**WHAT TO PRODUCE**
Each entry below must be repeated exactly, with pictures left out.

________________________________________

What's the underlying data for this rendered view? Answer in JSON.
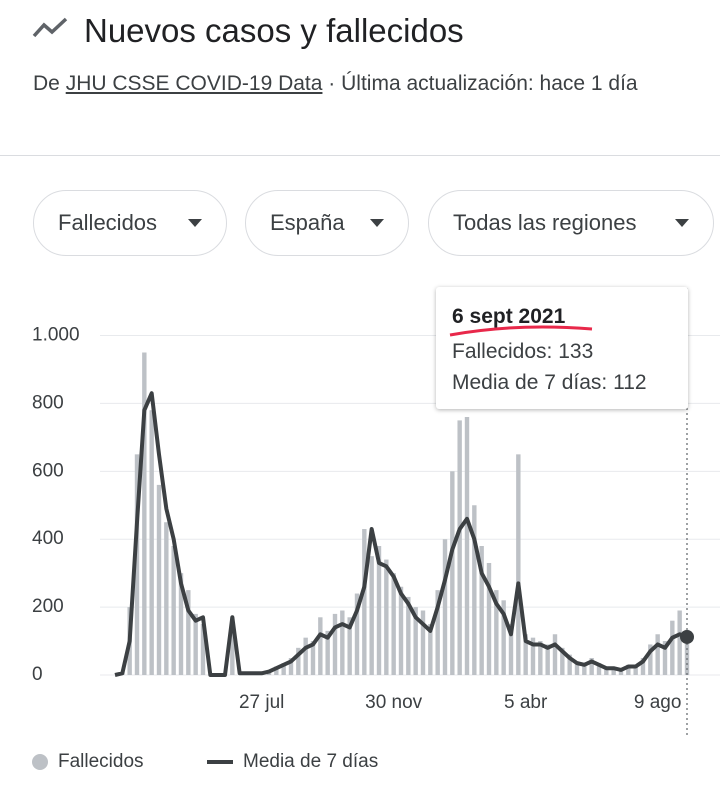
{
  "header": {
    "title": "Nuevos casos y fallecidos",
    "source_prefix": "De",
    "source_link": "JHU CSSE COVID-19 Data",
    "updated": "· Última actualización: hace 1 día"
  },
  "filters": [
    "Fallecidos",
    "España",
    "Todas las regiones"
  ],
  "chart_data": {
    "type": "bar",
    "categories": [
      null,
      null,
      null,
      null,
      null,
      null,
      null,
      null,
      null,
      null,
      null,
      null,
      null,
      null,
      null,
      null,
      null,
      null,
      null,
      null,
      "27 jul",
      null,
      null,
      null,
      null,
      null,
      null,
      null,
      null,
      null,
      null,
      null,
      null,
      null,
      null,
      null,
      null,
      null,
      "30 nov",
      null,
      null,
      null,
      null,
      null,
      null,
      null,
      null,
      null,
      null,
      null,
      null,
      null,
      null,
      null,
      null,
      null,
      "5 abr",
      null,
      null,
      null,
      null,
      null,
      null,
      null,
      null,
      null,
      null,
      null,
      null,
      null,
      null,
      null,
      null,
      null,
      "9 ago",
      null,
      null,
      null,
      null
    ],
    "series": [
      {
        "name": "Fallecidos",
        "color": "#bdc1c6",
        "values": [
          0,
          10,
          200,
          650,
          950,
          780,
          560,
          450,
          380,
          300,
          250,
          180,
          150,
          0,
          0,
          0,
          170,
          0,
          5,
          5,
          8,
          12,
          25,
          35,
          50,
          80,
          110,
          100,
          170,
          130,
          180,
          190,
          170,
          240,
          430,
          350,
          380,
          340,
          300,
          260,
          230,
          200,
          190,
          150,
          250,
          400,
          600,
          750,
          760,
          500,
          380,
          330,
          250,
          220,
          150,
          650,
          120,
          110,
          100,
          90,
          120,
          80,
          60,
          40,
          35,
          50,
          35,
          25,
          20,
          15,
          30,
          30,
          50,
          90,
          120,
          100,
          160,
          190,
          133
        ]
      },
      {
        "name": "Media de 7 días",
        "type": "line",
        "color": "#3c4043",
        "values": [
          0,
          5,
          100,
          450,
          780,
          830,
          650,
          490,
          400,
          270,
          190,
          160,
          170,
          0,
          0,
          0,
          170,
          5,
          5,
          5,
          5,
          10,
          20,
          30,
          40,
          60,
          80,
          90,
          120,
          110,
          140,
          150,
          140,
          190,
          260,
          430,
          330,
          320,
          290,
          240,
          210,
          170,
          150,
          130,
          200,
          280,
          370,
          430,
          460,
          400,
          300,
          260,
          210,
          180,
          120,
          270,
          100,
          90,
          90,
          80,
          90,
          70,
          50,
          35,
          30,
          40,
          30,
          20,
          20,
          15,
          25,
          25,
          40,
          70,
          90,
          80,
          110,
          120,
          112
        ]
      }
    ],
    "ylim": [
      0,
      1140
    ],
    "yticks": [
      0,
      200,
      400,
      600,
      800,
      {
        "value": 1000,
        "label": "1.000"
      }
    ],
    "grid": true,
    "tooltip": {
      "date": "6 sept 2021",
      "rows": [
        {
          "label": "Fallecidos:",
          "value": 133
        },
        {
          "label": "Media de 7 días:",
          "value": 112
        }
      ]
    }
  }
}
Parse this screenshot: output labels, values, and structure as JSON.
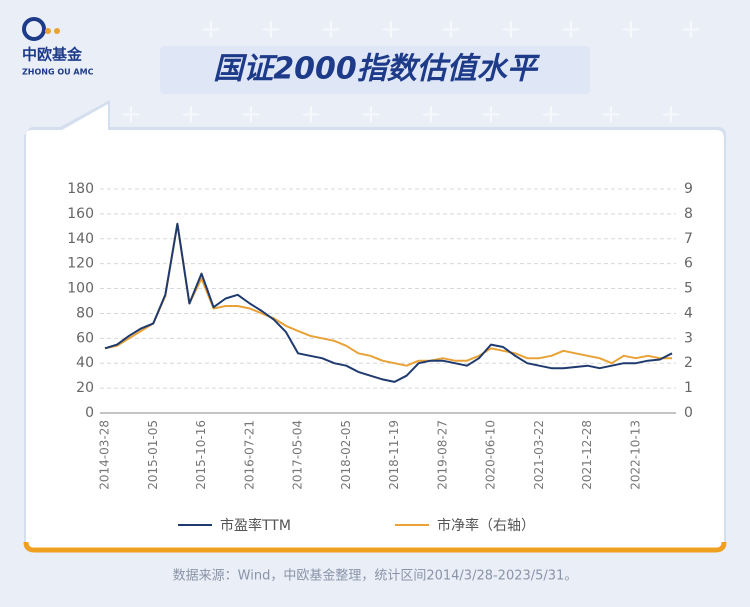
{
  "header": {
    "logo_name": "中欧基金",
    "logo_sub": "ZHONG OU AMC"
  },
  "chart_data": {
    "type": "line",
    "title": "国证2000指数估值水平",
    "categories": [
      "2014-03-28",
      null,
      null,
      null,
      "2015-01-05",
      null,
      null,
      null,
      "2015-10-16",
      null,
      null,
      null,
      "2016-07-21",
      null,
      null,
      null,
      "2017-05-04",
      null,
      null,
      null,
      "2018-02-05",
      null,
      null,
      null,
      "2018-11-19",
      null,
      null,
      null,
      "2019-08-27",
      null,
      null,
      null,
      "2020-06-10",
      null,
      null,
      null,
      "2021-03-22",
      null,
      null,
      null,
      "2021-12-28",
      null,
      null,
      null,
      "2022-10-13",
      null,
      null,
      null
    ],
    "series": [
      {
        "name": "市盈率TTM",
        "color": "#1f3a6e",
        "values": [
          52,
          55,
          62,
          68,
          72,
          95,
          152,
          88,
          112,
          85,
          92,
          95,
          88,
          82,
          75,
          65,
          48,
          46,
          44,
          40,
          38,
          33,
          30,
          27,
          25,
          30,
          40,
          42,
          42,
          40,
          38,
          44,
          55,
          53,
          46,
          40,
          38,
          36,
          36,
          37,
          38,
          36,
          38,
          40,
          40,
          42,
          43,
          48
        ]
      },
      {
        "name": "市净率（右轴）",
        "color": "#e8a236",
        "axis": "y2",
        "values": [
          2.6,
          2.7,
          3.0,
          3.3,
          3.6,
          4.7,
          7.6,
          4.4,
          5.4,
          4.2,
          4.3,
          4.3,
          4.2,
          4.0,
          3.8,
          3.5,
          3.3,
          3.1,
          3.0,
          2.9,
          2.7,
          2.4,
          2.3,
          2.1,
          2.0,
          1.9,
          2.1,
          2.1,
          2.2,
          2.1,
          2.1,
          2.3,
          2.6,
          2.5,
          2.4,
          2.2,
          2.2,
          2.3,
          2.5,
          2.4,
          2.3,
          2.2,
          2.0,
          2.3,
          2.2,
          2.3,
          2.2,
          2.2
        ]
      }
    ],
    "ylim": [
      0,
      180
    ],
    "yticks": [
      0,
      20,
      40,
      60,
      80,
      100,
      120,
      140,
      160,
      180
    ],
    "y2lim": [
      0,
      9
    ],
    "y2ticks": [
      0,
      1,
      2,
      3,
      4,
      5,
      6,
      7,
      8,
      9
    ],
    "grid": true
  },
  "footer": {
    "source": "数据来源：Wind，中欧基金整理，统计区间2014/3/28-2023/5/31。"
  }
}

________________________________________

**FINISHED ANSWER**
What's the underlying data for this rendered view? Answer in JSON.
{
  "header": {
    "title": "Nuevos casos y fallecidos",
    "source_prefix": "De",
    "source_link": "JHU CSSE COVID-19 Data",
    "updated": "· Última actualización: hace 1 día"
  },
  "filters": [
    "Fallecidos",
    "España",
    "Todas las regiones"
  ],
  "chart_data": {
    "type": "bar",
    "categories": [
      null,
      null,
      null,
      null,
      null,
      null,
      null,
      null,
      null,
      null,
      null,
      null,
      null,
      null,
      null,
      null,
      null,
      null,
      null,
      null,
      "27 jul",
      null,
      null,
      null,
      null,
      null,
      null,
      null,
      null,
      null,
      null,
      null,
      null,
      null,
      null,
      null,
      null,
      null,
      "30 nov",
      null,
      null,
      null,
      null,
      null,
      null,
      null,
      null,
      null,
      null,
      null,
      null,
      null,
      null,
      null,
      null,
      null,
      "5 abr",
      null,
      null,
      null,
      null,
      null,
      null,
      null,
      null,
      null,
      null,
      null,
      null,
      null,
      null,
      null,
      null,
      null,
      "9 ago",
      null,
      null,
      null,
      null
    ],
    "series": [
      {
        "name": "Fallecidos",
        "color": "#bdc1c6",
        "values": [
          0,
          10,
          200,
          650,
          950,
          780,
          560,
          450,
          380,
          300,
          250,
          180,
          150,
          0,
          0,
          0,
          170,
          0,
          5,
          5,
          8,
          12,
          25,
          35,
          50,
          80,
          110,
          100,
          170,
          130,
          180,
          190,
          170,
          240,
          430,
          350,
          380,
          340,
          300,
          260,
          230,
          200,
          190,
          150,
          250,
          400,
          600,
          750,
          760,
          500,
          380,
          330,
          250,
          220,
          150,
          650,
          120,
          110,
          100,
          90,
          120,
          80,
          60,
          40,
          35,
          50,
          35,
          25,
          20,
          15,
          30,
          30,
          50,
          90,
          120,
          100,
          160,
          190,
          133
        ]
      },
      {
        "name": "Media de 7 días",
        "type": "line",
        "color": "#3c4043",
        "values": [
          0,
          5,
          100,
          450,
          780,
          830,
          650,
          490,
          400,
          270,
          190,
          160,
          170,
          0,
          0,
          0,
          170,
          5,
          5,
          5,
          5,
          10,
          20,
          30,
          40,
          60,
          80,
          90,
          120,
          110,
          140,
          150,
          140,
          190,
          260,
          430,
          330,
          320,
          290,
          240,
          210,
          170,
          150,
          130,
          200,
          280,
          370,
          430,
          460,
          400,
          300,
          260,
          210,
          180,
          120,
          270,
          100,
          90,
          90,
          80,
          90,
          70,
          50,
          35,
          30,
          40,
          30,
          20,
          20,
          15,
          25,
          25,
          40,
          70,
          90,
          80,
          110,
          120,
          112
        ]
      }
    ],
    "ylim": [
      0,
      1140
    ],
    "yticks": [
      0,
      200,
      400,
      600,
      800,
      {
        "value": 1000,
        "label": "1.000"
      }
    ],
    "grid": true,
    "tooltip": {
      "date": "6 sept 2021",
      "rows": [
        {
          "label": "Fallecidos:",
          "value": 133
        },
        {
          "label": "Media de 7 días:",
          "value": 112
        }
      ]
    }
  }
}
Parse this screenshot: output labels, values, and structure as JSON.
{
  "header": {
    "logo_name": "中欧基金",
    "logo_sub": "ZHONG OU AMC"
  },
  "chart_data": {
    "type": "line",
    "title": "国证2000指数估值水平",
    "categories": [
      "2014-03-28",
      null,
      null,
      null,
      "2015-01-05",
      null,
      null,
      null,
      "2015-10-16",
      null,
      null,
      null,
      "2016-07-21",
      null,
      null,
      null,
      "2017-05-04",
      null,
      null,
      null,
      "2018-02-05",
      null,
      null,
      null,
      "2018-11-19",
      null,
      null,
      null,
      "2019-08-27",
      null,
      null,
      null,
      "2020-06-10",
      null,
      null,
      null,
      "2021-03-22",
      null,
      null,
      null,
      "2021-12-28",
      null,
      null,
      null,
      "2022-10-13",
      null,
      null,
      null
    ],
    "series": [
      {
        "name": "市盈率TTM",
        "color": "#1f3a6e",
        "values": [
          52,
          55,
          62,
          68,
          72,
          95,
          152,
          88,
          112,
          85,
          92,
          95,
          88,
          82,
          75,
          65,
          48,
          46,
          44,
          40,
          38,
          33,
          30,
          27,
          25,
          30,
          40,
          42,
          42,
          40,
          38,
          44,
          55,
          53,
          46,
          40,
          38,
          36,
          36,
          37,
          38,
          36,
          38,
          40,
          40,
          42,
          43,
          48
        ]
      },
      {
        "name": "市净率（右轴）",
        "color": "#e8a236",
        "axis": "y2",
        "values": [
          2.6,
          2.7,
          3.0,
          3.3,
          3.6,
          4.7,
          7.6,
          4.4,
          5.4,
          4.2,
          4.3,
          4.3,
          4.2,
          4.0,
          3.8,
          3.5,
          3.3,
          3.1,
          3.0,
          2.9,
          2.7,
          2.4,
          2.3,
          2.1,
          2.0,
          1.9,
          2.1,
          2.1,
          2.2,
          2.1,
          2.1,
          2.3,
          2.6,
          2.5,
          2.4,
          2.2,
          2.2,
          2.3,
          2.5,
          2.4,
          2.3,
          2.2,
          2.0,
          2.3,
          2.2,
          2.3,
          2.2,
          2.2
        ]
      }
    ],
    "ylim": [
      0,
      180
    ],
    "yticks": [
      0,
      20,
      40,
      60,
      80,
      100,
      120,
      140,
      160,
      180
    ],
    "y2lim": [
      0,
      9
    ],
    "y2ticks": [
      0,
      1,
      2,
      3,
      4,
      5,
      6,
      7,
      8,
      9
    ],
    "grid": true
  },
  "footer": {
    "source": "数据来源：Wind，中欧基金整理，统计区间2014/3/28-2023/5/31。"
  }
}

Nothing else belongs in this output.